Goal of the exercise: Repeat, word for word, the line with "What data populates" and each one after it to the end. No picture goes into the copy.

[Extracted material start]

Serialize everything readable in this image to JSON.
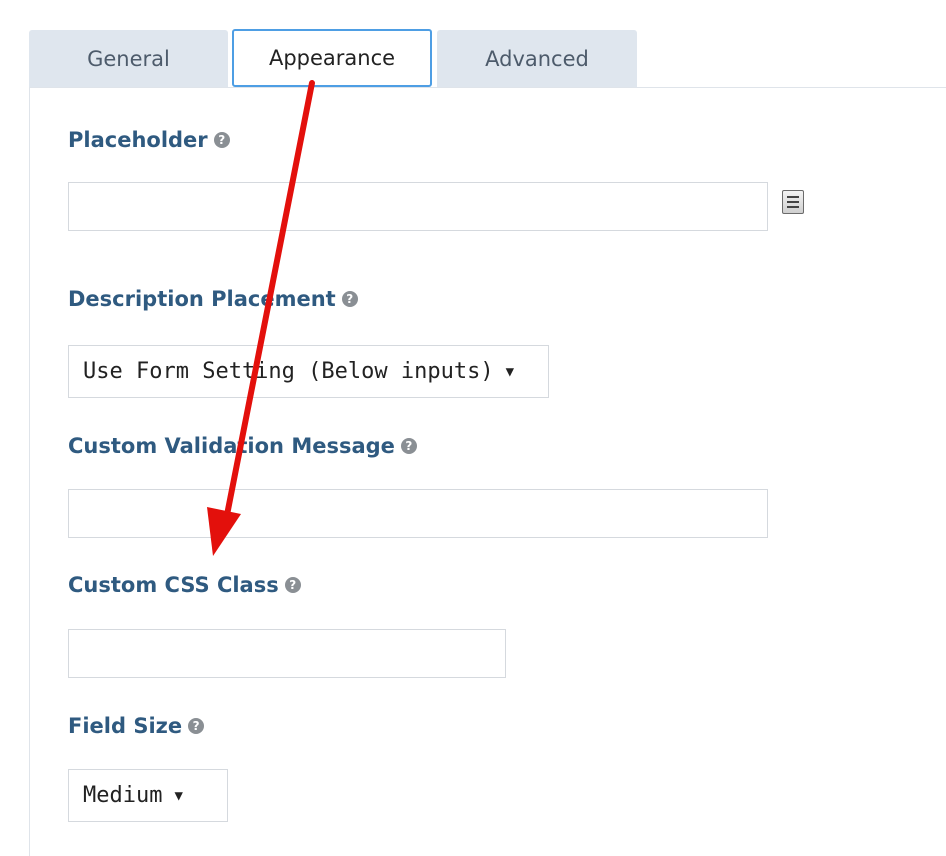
{
  "tabs": [
    {
      "label": "General"
    },
    {
      "label": "Appearance"
    },
    {
      "label": "Advanced"
    }
  ],
  "fields": {
    "placeholder": {
      "label": "Placeholder",
      "value": ""
    },
    "description_placement": {
      "label": "Description Placement",
      "selected": "Use Form Setting (Below inputs)"
    },
    "custom_validation_message": {
      "label": "Custom Validation Message",
      "value": ""
    },
    "custom_css_class": {
      "label": "Custom CSS Class",
      "value": ""
    },
    "field_size": {
      "label": "Field Size",
      "selected": "Medium"
    }
  },
  "icons": {
    "help": "help-circle-icon",
    "merge_tag": "merge-tag-icon",
    "dropdown": "caret-down-icon"
  },
  "colors": {
    "label": "#2f5a80",
    "active_tab_border": "#4e9ee4",
    "annotation_arrow": "#e3100c"
  }
}
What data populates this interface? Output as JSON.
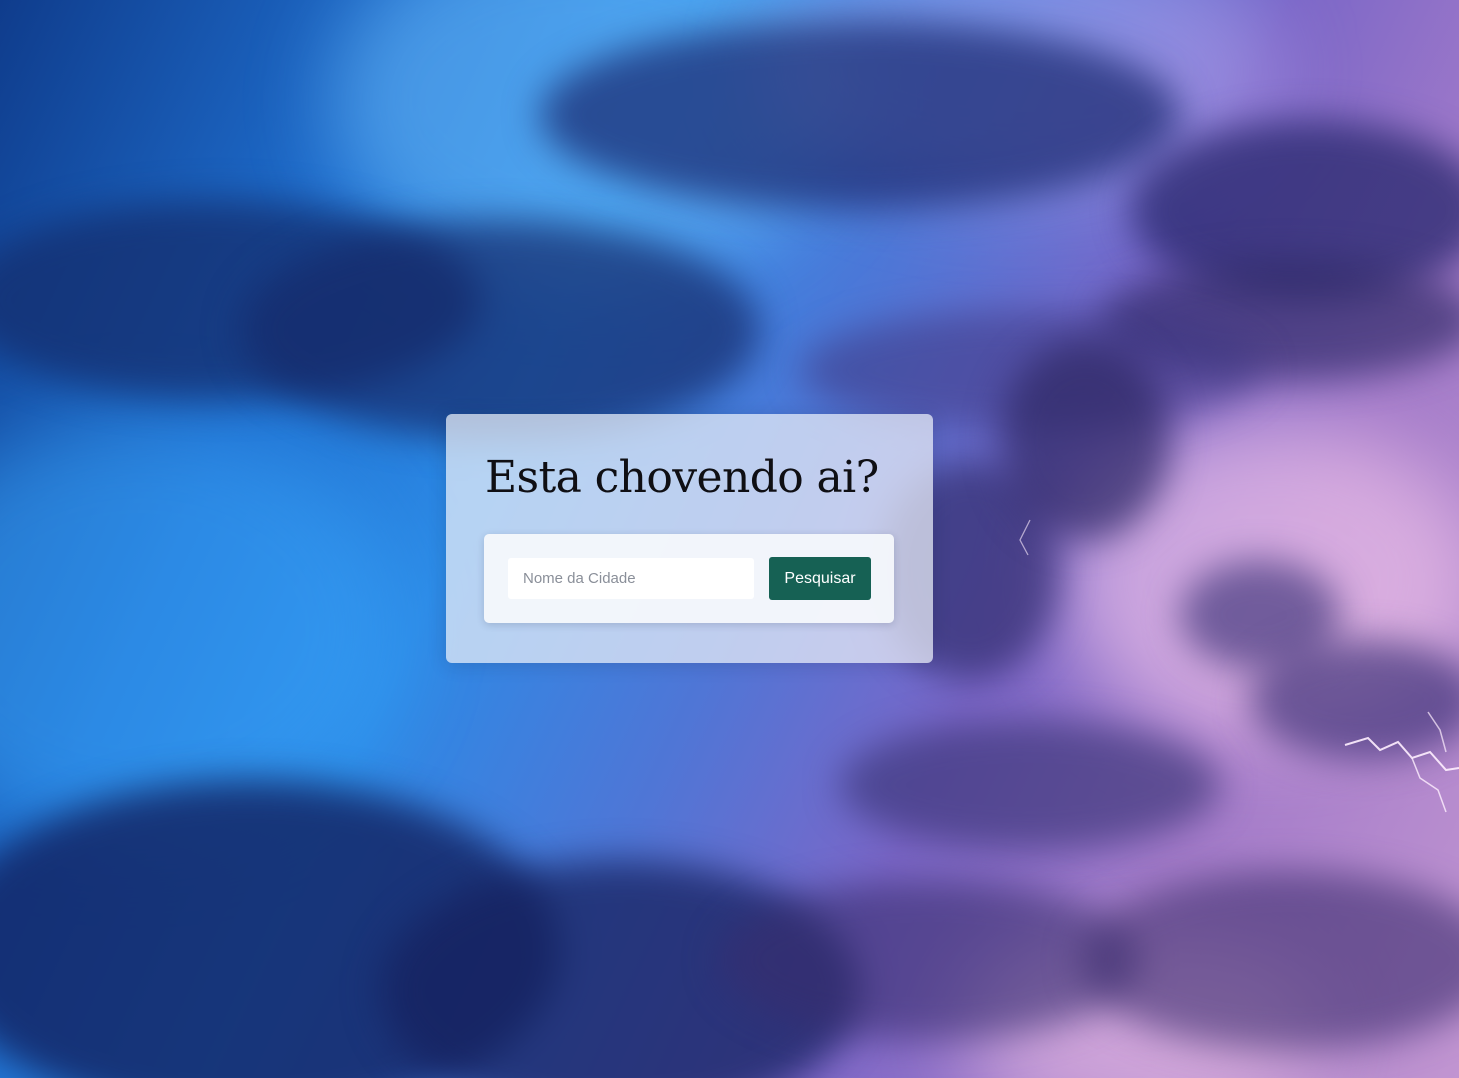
{
  "background": {
    "description_icon": "storm-clouds-lightning-image",
    "colors": {
      "deep_blue": "#0f3c8c",
      "bright_blue": "#2c8ae6",
      "violet": "#7b67c8",
      "pink": "#c195d1"
    }
  },
  "card": {
    "title": "Esta chovendo ai?"
  },
  "search": {
    "placeholder": "Nome da Cidade",
    "value": "",
    "button_label": "Pesquisar",
    "button_color": "#166154"
  }
}
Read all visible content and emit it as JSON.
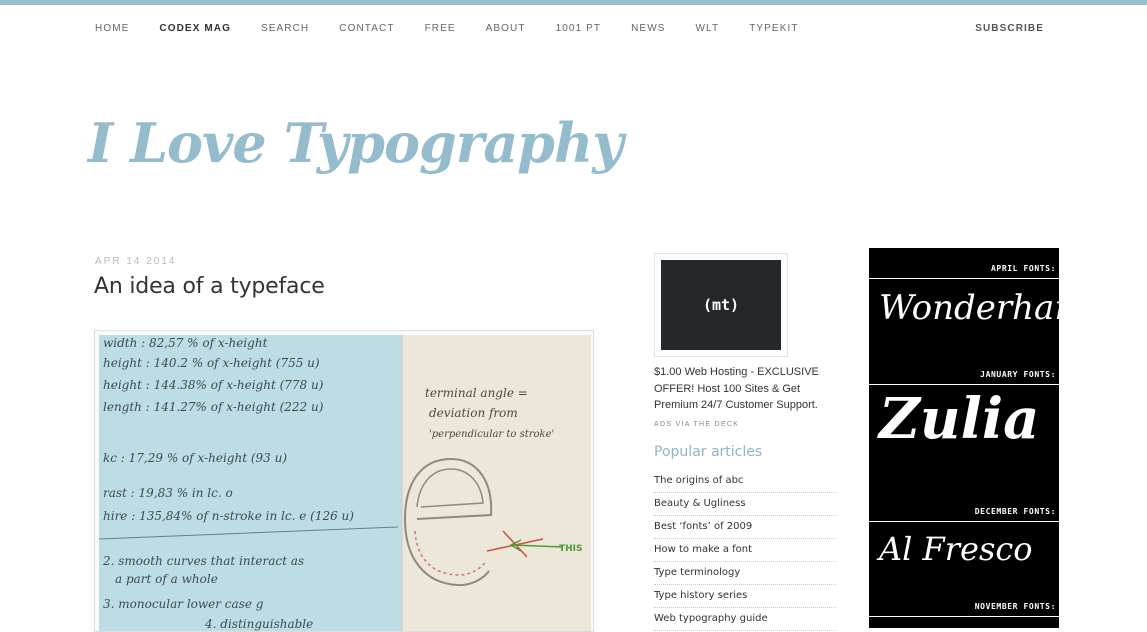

[Extracted material end]

Result:
What data populates this interface? Output as JSON.
{
  "background": {
    "description_icon": "storm-clouds-lightning-image",
    "colors": {
      "deep_blue": "#0f3c8c",
      "bright_blue": "#2c8ae6",
      "violet": "#7b67c8",
      "pink": "#c195d1"
    }
  },
  "card": {
    "title": "Esta chovendo ai?"
  },
  "search": {
    "placeholder": "Nome da Cidade",
    "value": "",
    "button_label": "Pesquisar",
    "button_color": "#166154"
  }
}
Read all visible content and emit it as JSON.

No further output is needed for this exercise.